• **Material for this task**:

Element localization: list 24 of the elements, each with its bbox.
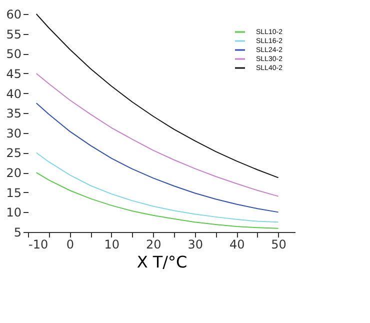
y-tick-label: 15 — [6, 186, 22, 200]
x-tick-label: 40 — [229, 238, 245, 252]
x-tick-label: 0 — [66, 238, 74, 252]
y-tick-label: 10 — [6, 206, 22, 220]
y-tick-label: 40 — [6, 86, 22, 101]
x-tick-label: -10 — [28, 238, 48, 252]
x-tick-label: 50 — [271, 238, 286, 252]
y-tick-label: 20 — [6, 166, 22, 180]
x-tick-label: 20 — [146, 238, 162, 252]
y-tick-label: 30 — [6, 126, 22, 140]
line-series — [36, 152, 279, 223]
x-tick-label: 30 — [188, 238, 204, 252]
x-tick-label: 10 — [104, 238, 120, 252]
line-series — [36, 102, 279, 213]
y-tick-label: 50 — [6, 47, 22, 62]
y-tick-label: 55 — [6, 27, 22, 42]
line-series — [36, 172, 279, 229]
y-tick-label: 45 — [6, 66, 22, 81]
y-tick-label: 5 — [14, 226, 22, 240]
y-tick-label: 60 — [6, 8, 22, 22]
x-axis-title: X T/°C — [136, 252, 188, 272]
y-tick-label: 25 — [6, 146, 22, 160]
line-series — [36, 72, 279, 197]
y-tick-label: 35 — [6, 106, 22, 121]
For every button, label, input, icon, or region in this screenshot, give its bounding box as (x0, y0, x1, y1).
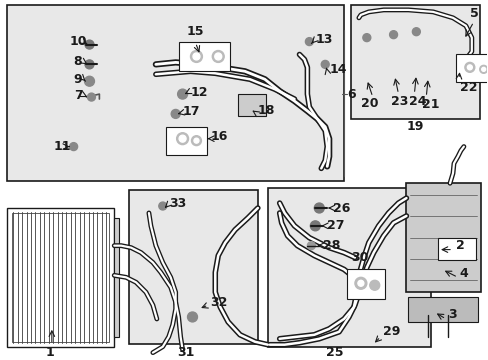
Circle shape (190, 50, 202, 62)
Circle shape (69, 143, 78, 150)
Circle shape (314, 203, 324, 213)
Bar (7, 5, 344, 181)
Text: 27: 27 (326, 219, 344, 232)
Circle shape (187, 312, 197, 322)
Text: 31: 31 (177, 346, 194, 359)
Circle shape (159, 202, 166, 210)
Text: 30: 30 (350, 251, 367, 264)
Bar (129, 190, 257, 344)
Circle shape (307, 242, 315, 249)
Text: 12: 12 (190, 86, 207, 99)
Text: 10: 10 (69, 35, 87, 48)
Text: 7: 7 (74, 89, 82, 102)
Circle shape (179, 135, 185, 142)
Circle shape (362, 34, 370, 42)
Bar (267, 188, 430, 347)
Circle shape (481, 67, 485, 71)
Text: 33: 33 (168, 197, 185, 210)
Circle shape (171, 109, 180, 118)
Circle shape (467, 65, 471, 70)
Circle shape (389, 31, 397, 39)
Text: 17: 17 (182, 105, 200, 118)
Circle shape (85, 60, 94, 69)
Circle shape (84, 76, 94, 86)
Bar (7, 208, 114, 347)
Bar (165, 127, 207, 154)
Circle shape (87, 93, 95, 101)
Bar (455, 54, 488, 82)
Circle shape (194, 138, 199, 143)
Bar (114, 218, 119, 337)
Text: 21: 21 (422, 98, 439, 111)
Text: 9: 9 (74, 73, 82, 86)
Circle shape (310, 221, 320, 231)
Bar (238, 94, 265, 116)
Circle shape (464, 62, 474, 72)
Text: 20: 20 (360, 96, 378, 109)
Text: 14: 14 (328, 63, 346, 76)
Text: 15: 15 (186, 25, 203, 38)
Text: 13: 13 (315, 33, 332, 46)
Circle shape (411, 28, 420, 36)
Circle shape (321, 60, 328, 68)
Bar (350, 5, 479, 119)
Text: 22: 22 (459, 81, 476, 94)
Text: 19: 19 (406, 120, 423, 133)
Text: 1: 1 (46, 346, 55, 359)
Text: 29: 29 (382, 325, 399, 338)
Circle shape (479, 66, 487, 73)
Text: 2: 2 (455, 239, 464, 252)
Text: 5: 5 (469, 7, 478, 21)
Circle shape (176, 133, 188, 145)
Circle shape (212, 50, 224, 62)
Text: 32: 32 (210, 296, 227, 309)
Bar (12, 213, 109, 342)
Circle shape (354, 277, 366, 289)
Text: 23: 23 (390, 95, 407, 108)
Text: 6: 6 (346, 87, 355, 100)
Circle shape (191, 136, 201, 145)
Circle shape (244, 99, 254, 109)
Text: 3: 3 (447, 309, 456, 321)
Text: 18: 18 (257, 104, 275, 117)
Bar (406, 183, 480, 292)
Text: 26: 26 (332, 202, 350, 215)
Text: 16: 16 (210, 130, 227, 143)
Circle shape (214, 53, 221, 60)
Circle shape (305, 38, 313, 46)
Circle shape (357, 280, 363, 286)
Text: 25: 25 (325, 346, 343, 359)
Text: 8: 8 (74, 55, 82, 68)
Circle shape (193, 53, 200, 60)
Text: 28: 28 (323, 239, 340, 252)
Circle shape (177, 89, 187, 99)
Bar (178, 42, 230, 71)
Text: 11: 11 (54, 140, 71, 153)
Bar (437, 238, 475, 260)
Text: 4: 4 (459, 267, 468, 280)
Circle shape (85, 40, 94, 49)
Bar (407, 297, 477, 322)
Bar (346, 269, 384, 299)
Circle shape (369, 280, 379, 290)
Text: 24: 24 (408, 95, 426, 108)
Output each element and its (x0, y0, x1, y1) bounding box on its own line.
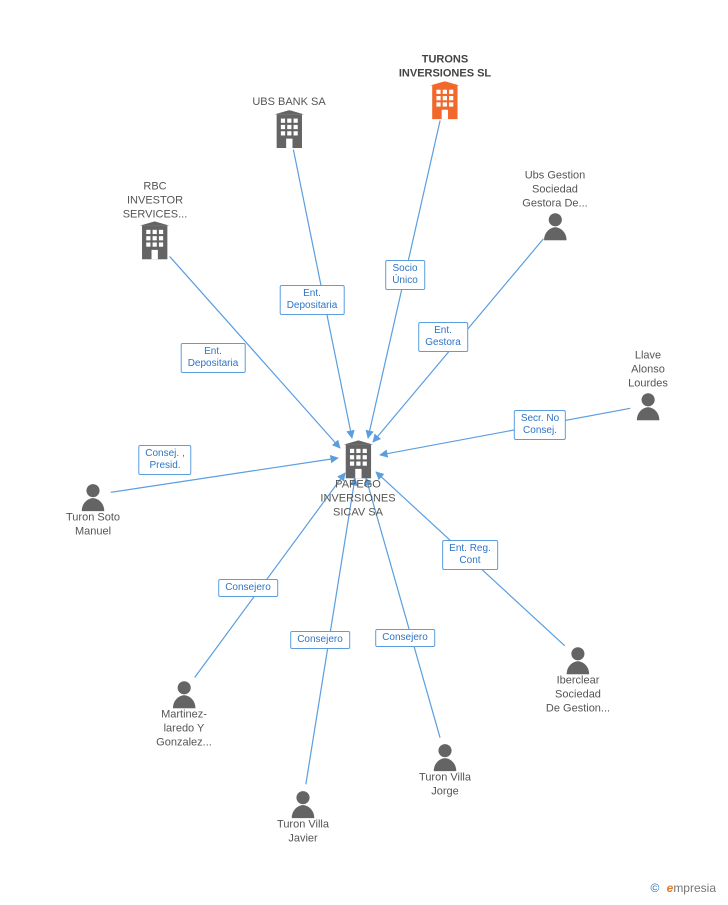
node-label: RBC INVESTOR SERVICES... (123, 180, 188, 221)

• **Prompt**:
Return all the items above, line for line and unchanged, but leave out the picture lines.

• **Answer**:
Element localization: list 24 of the elements, each with its bbox.
y-tick-label: 15 — [6, 186, 22, 200]
x-tick-label: 40 — [229, 238, 245, 252]
x-tick-label: 0 — [66, 238, 74, 252]
y-tick-label: 10 — [6, 206, 22, 220]
y-tick-label: 40 — [6, 86, 22, 101]
x-tick-label: -10 — [28, 238, 48, 252]
x-tick-label: 50 — [271, 238, 286, 252]
y-tick-label: 20 — [6, 166, 22, 180]
x-tick-label: 20 — [146, 238, 162, 252]
y-tick-label: 30 — [6, 126, 22, 140]
line-series — [36, 152, 279, 223]
x-tick-label: 30 — [188, 238, 204, 252]
x-tick-label: 10 — [104, 238, 120, 252]
line-series — [36, 102, 279, 213]
y-tick-label: 50 — [6, 47, 22, 62]
y-tick-label: 55 — [6, 27, 22, 42]
line-series — [36, 172, 279, 229]
y-tick-label: 45 — [6, 66, 22, 81]
y-tick-label: 5 — [14, 226, 22, 240]
y-tick-label: 60 — [6, 8, 22, 22]
x-axis-title: X T/°C — [136, 252, 188, 272]
y-tick-label: 25 — [6, 146, 22, 160]
line-series — [36, 72, 279, 197]
y-tick-label: 35 — [6, 106, 22, 121]
For every button, label, input, icon, or region in this screenshot, give its bounding box as (x0, y0, x1, y1).
Circle shape (190, 50, 202, 62)
Circle shape (69, 143, 78, 150)
Circle shape (314, 203, 324, 213)
Bar (7, 5, 344, 181)
Text: 27: 27 (326, 219, 344, 232)
Circle shape (187, 312, 197, 322)
Text: 31: 31 (177, 346, 194, 359)
Circle shape (159, 202, 166, 210)
Text: 30: 30 (350, 251, 367, 264)
Bar (129, 190, 257, 344)
Circle shape (307, 242, 315, 249)
Text: 12: 12 (190, 86, 207, 99)
Text: 10: 10 (69, 35, 87, 48)
Text: 7: 7 (74, 89, 82, 102)
Circle shape (179, 135, 185, 142)
Circle shape (362, 34, 370, 42)
Bar (267, 188, 430, 347)
Circle shape (481, 67, 485, 71)
Text: 33: 33 (168, 197, 185, 210)
Circle shape (171, 109, 180, 118)
Circle shape (467, 65, 471, 70)
Circle shape (389, 31, 397, 39)
Text: 17: 17 (182, 105, 200, 118)
Circle shape (85, 60, 94, 69)
Circle shape (84, 76, 94, 86)
Bar (7, 208, 114, 347)
Bar (165, 127, 207, 154)
Circle shape (87, 93, 95, 101)
Bar (455, 54, 488, 82)
Circle shape (194, 138, 199, 143)
Bar (114, 218, 119, 337)
Text: 21: 21 (422, 98, 439, 111)
Text: 9: 9 (74, 73, 82, 86)
Circle shape (310, 221, 320, 231)
Bar (238, 94, 265, 116)
Circle shape (464, 62, 474, 72)
Text: 20: 20 (360, 96, 378, 109)
Text: 14: 14 (328, 63, 346, 76)
Text: 15: 15 (186, 25, 203, 38)
Text: 13: 13 (315, 33, 332, 46)
Circle shape (411, 28, 420, 36)
Circle shape (321, 60, 328, 68)
Bar (350, 5, 479, 119)
Text: 22: 22 (459, 81, 476, 94)
Text: 19: 19 (406, 120, 423, 133)
Text: 1: 1 (46, 346, 55, 359)
Text: 29: 29 (382, 325, 399, 338)
Circle shape (479, 66, 487, 73)
Text: 2: 2 (455, 239, 464, 252)
Text: 5: 5 (469, 7, 478, 21)
Circle shape (176, 133, 188, 145)
Circle shape (212, 50, 224, 62)
Text: 32: 32 (210, 296, 227, 309)
Bar (12, 213, 109, 342)
Circle shape (354, 277, 366, 289)
Text: 23: 23 (390, 95, 407, 108)
Text: 6: 6 (346, 87, 355, 100)
Circle shape (191, 136, 201, 145)
Circle shape (244, 99, 254, 109)
Text: 3: 3 (447, 309, 456, 321)
Text: 18: 18 (257, 104, 275, 117)
Bar (406, 183, 480, 292)
Text: 26: 26 (332, 202, 350, 215)
Text: 16: 16 (210, 130, 227, 143)
Circle shape (214, 53, 221, 60)
Circle shape (305, 38, 313, 46)
Circle shape (357, 280, 363, 286)
Text: 25: 25 (325, 346, 343, 359)
Text: 8: 8 (74, 55, 82, 68)
Circle shape (193, 53, 200, 60)
Text: 28: 28 (323, 239, 340, 252)
Circle shape (177, 89, 187, 99)
Bar (178, 42, 230, 71)
Text: 11: 11 (54, 140, 71, 153)
Bar (437, 238, 475, 260)
Text: 4: 4 (459, 267, 468, 280)
Circle shape (85, 40, 94, 49)
Bar (407, 297, 477, 322)
Bar (346, 269, 384, 299)
Circle shape (369, 280, 379, 290)
Text: 24: 24 (408, 95, 426, 108)
Output each element and its (x0, y0, x1, y1) bounding box on its own line.
node-label: RBC INVESTOR SERVICES... (123, 180, 188, 221)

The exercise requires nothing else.